== What you have to do ==
Update the lines below by changing every "interactable" to "clickable" and keeping everything else the same.

(Records)
— START —
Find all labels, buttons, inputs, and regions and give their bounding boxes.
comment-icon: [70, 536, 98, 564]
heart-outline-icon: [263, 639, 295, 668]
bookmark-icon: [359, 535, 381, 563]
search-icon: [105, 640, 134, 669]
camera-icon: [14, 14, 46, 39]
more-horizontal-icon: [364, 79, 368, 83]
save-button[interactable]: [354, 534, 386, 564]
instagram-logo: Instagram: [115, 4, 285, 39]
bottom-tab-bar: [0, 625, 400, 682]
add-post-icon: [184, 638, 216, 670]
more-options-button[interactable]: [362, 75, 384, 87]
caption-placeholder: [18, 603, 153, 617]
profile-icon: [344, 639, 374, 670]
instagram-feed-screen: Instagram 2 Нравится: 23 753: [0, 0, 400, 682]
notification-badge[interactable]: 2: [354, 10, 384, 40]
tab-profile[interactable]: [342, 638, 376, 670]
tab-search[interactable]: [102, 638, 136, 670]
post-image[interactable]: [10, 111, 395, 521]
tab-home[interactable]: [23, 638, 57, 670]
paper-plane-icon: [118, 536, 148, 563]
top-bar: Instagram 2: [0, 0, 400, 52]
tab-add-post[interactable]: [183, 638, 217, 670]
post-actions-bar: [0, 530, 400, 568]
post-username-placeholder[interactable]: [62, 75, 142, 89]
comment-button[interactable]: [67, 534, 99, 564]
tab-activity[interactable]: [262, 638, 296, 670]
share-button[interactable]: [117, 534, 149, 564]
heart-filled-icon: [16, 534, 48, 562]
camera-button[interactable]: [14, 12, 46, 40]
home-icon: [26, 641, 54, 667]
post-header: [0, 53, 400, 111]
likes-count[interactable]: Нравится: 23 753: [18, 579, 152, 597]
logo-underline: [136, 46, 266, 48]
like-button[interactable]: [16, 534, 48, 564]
— END —
== Response for this exercise ==
Find all labels, buttons, inputs, and regions and give their bounding boxes.
comment-icon: [70, 536, 98, 564]
heart-outline-icon: [263, 639, 295, 668]
bookmark-icon: [359, 535, 381, 563]
search-icon: [105, 640, 134, 669]
camera-icon: [14, 14, 46, 39]
more-horizontal-icon: [364, 79, 368, 83]
save-button[clickable]: [354, 534, 386, 564]
instagram-logo: Instagram: [115, 4, 285, 39]
bottom-tab-bar: [0, 625, 400, 682]
add-post-icon: [184, 638, 216, 670]
more-options-button[clickable]: [362, 75, 384, 87]
caption-placeholder: [18, 603, 153, 617]
profile-icon: [344, 639, 374, 670]
instagram-feed-screen: Instagram 2 Нравится: 23 753: [0, 0, 400, 682]
notification-badge[clickable]: 2: [354, 10, 384, 40]
tab-profile[clickable]: [342, 638, 376, 670]
tab-search[clickable]: [102, 638, 136, 670]
post-image[clickable]: [10, 111, 395, 521]
tab-home[clickable]: [23, 638, 57, 670]
paper-plane-icon: [118, 536, 148, 563]
top-bar: Instagram 2: [0, 0, 400, 52]
tab-add-post[clickable]: [183, 638, 217, 670]
post-actions-bar: [0, 530, 400, 568]
post-username-placeholder[clickable]: [62, 75, 142, 89]
comment-button[clickable]: [67, 534, 99, 564]
tab-activity[clickable]: [262, 638, 296, 670]
share-button[clickable]: [117, 534, 149, 564]
heart-filled-icon: [16, 534, 48, 562]
camera-button[clickable]: [14, 12, 46, 40]
home-icon: [26, 641, 54, 667]
post-header: [0, 53, 400, 111]
likes-count[clickable]: Нравится: 23 753: [18, 579, 152, 597]
logo-underline: [136, 46, 266, 48]
like-button[clickable]: [16, 534, 48, 564]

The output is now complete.